▶ **WHAT TO WORK ON**: Copy the material between the line holding "chevron-left-icon: < [323,246,330,259]" and the line holding "chevron-right-icon: > [323,209,330,222]", inclusive, putting "Local BIC" in place of "Own BIC" and changing nothing else.

== STORED RECORDS ==

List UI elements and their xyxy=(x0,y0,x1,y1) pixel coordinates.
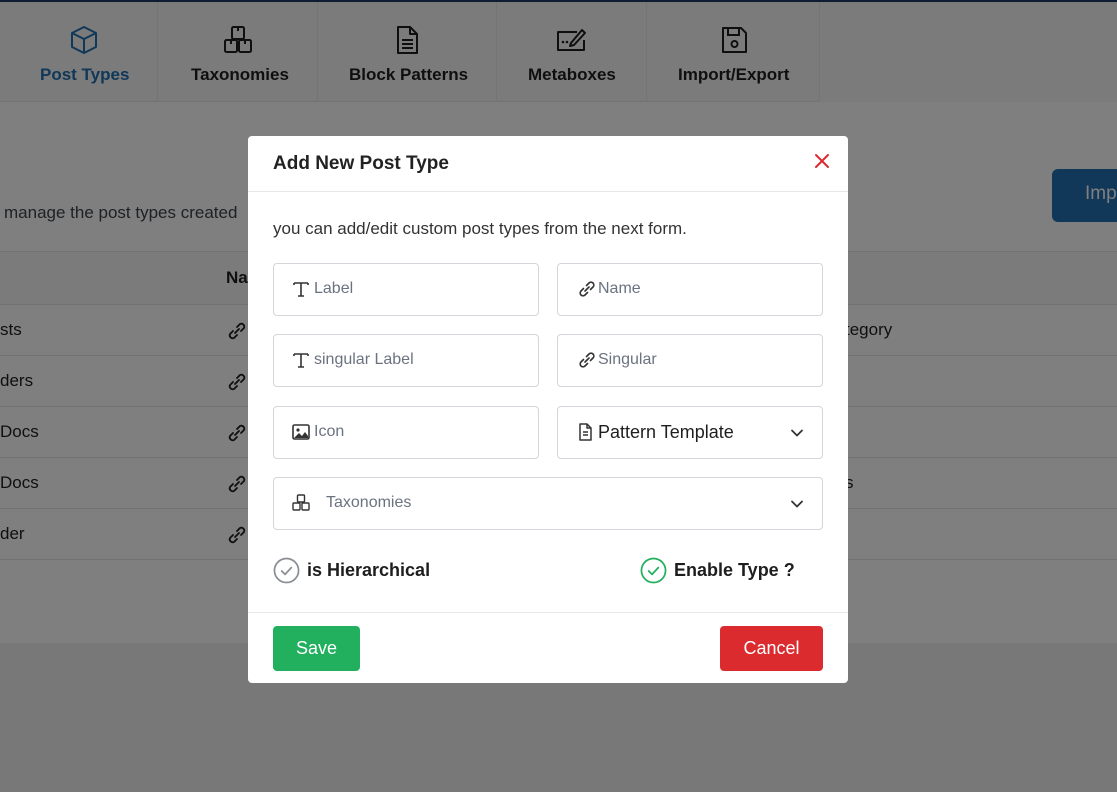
pattern-template-select[interactable]: Pattern Template xyxy=(557,406,823,459)
pattern-template-value: Pattern Template xyxy=(598,422,734,442)
modal-intro-text: you can add/edit custom post types from … xyxy=(273,219,687,238)
taxonomy-blocks-icon xyxy=(292,494,310,511)
chevron-down-icon xyxy=(791,500,803,508)
label-field[interactable]: Label xyxy=(273,263,539,316)
image-icon xyxy=(292,424,310,440)
text-icon xyxy=(293,282,309,297)
enable-type-toggle[interactable]: Enable Type ? xyxy=(640,557,795,584)
is-hierarchical-toggle[interactable]: is Hierarchical xyxy=(273,557,430,584)
close-icon[interactable] xyxy=(813,152,831,170)
add-post-type-modal: Add New Post Type you can add/edit custo… xyxy=(248,136,848,683)
chevron-down-icon xyxy=(791,429,803,437)
modal-header: Add New Post Type xyxy=(248,136,848,192)
singular-field[interactable]: Singular xyxy=(557,334,823,387)
modal-title: Add New Post Type xyxy=(273,153,449,174)
link-icon xyxy=(579,281,595,297)
name-field[interactable]: Name xyxy=(557,263,823,316)
icon-placeholder: Icon xyxy=(314,423,345,440)
taxonomies-select[interactable]: Taxonomies xyxy=(273,477,823,530)
document-icon xyxy=(579,423,592,441)
icon-field[interactable]: Icon xyxy=(273,406,539,459)
singular-label-placeholder: singular Label xyxy=(314,351,414,368)
cancel-button[interactable]: Cancel xyxy=(720,626,823,671)
check-circle-icon xyxy=(640,557,667,584)
check-circle-icon xyxy=(273,557,300,584)
name-placeholder: Name xyxy=(598,280,641,297)
singular-label-field[interactable]: singular Label xyxy=(273,334,539,387)
link-icon xyxy=(579,352,595,368)
modal-footer-divider xyxy=(248,612,848,613)
label-placeholder: Label xyxy=(314,280,354,297)
enable-type-label: Enable Type ? xyxy=(674,560,795,580)
is-hierarchical-label: is Hierarchical xyxy=(307,560,431,580)
text-icon xyxy=(293,353,309,368)
save-button[interactable]: Save xyxy=(273,626,360,671)
taxonomies-placeholder: Taxonomies xyxy=(326,494,412,511)
singular-placeholder: Singular xyxy=(598,351,657,368)
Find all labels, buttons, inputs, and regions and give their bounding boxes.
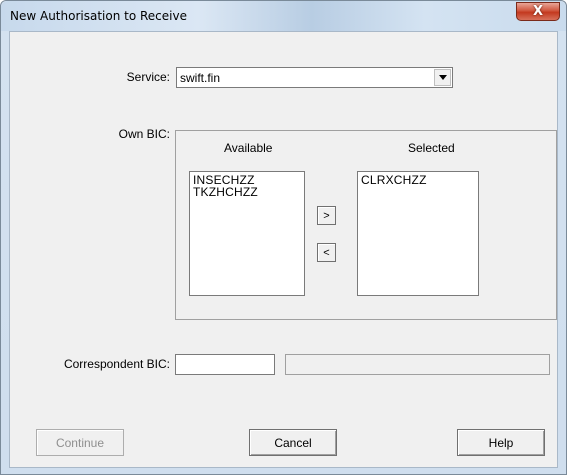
chevron-left-icon: < [323,246,330,259]
continue-button[interactable]: Continue [36,429,124,456]
dialog-client-area: Service: swift.fin Own BIC: Available Se… [9,31,558,468]
cancel-button[interactable]: Cancel [249,429,337,456]
selected-header: Selected [408,141,455,155]
chevron-right-icon: > [323,209,330,222]
available-list[interactable]: INSECHZZ TKZHCHZZ [189,171,305,296]
own-bic-group: Available Selected INSECHZZ TKZHCHZZ > <… [175,130,557,320]
available-header: Available [224,141,273,155]
add-button[interactable]: > [317,206,336,225]
chevron-down-icon [438,75,447,80]
close-icon: X [532,4,544,19]
dialog-window: New Authorisation to Receive X Service: … [0,0,567,475]
selected-list[interactable]: CLRXCHZZ [357,171,479,296]
remove-button[interactable]: < [317,243,336,262]
list-item[interactable]: TKZHCHZZ [193,186,301,198]
correspondent-description-field [285,354,550,375]
correspondent-bic-input[interactable] [175,354,275,375]
title-bar[interactable]: New Authorisation to Receive X [1,1,566,31]
list-item[interactable]: CLRXCHZZ [361,174,475,186]
own-bic-label: Own BIC: [118,127,170,141]
close-button[interactable]: X [516,2,560,21]
window-title: New Authorisation to Receive [10,9,187,23]
correspondent-bic-label: Correspondent BIC: [63,357,170,371]
service-dropdown[interactable]: swift.fin [176,67,453,88]
dropdown-button[interactable] [434,69,451,86]
service-value: swift.fin [180,71,221,85]
service-label: Service: [126,70,170,84]
help-button[interactable]: Help [457,429,545,456]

===

▶ **THE SOLUTION**:
chevron-left-icon: < [323,246,330,259]
continue-button[interactable]: Continue [36,429,124,456]
dialog-client-area: Service: swift.fin Local BIC: Available Se… [9,31,558,468]
cancel-button[interactable]: Cancel [249,429,337,456]
selected-header: Selected [408,141,455,155]
chevron-right-icon: > [323,209,330,222]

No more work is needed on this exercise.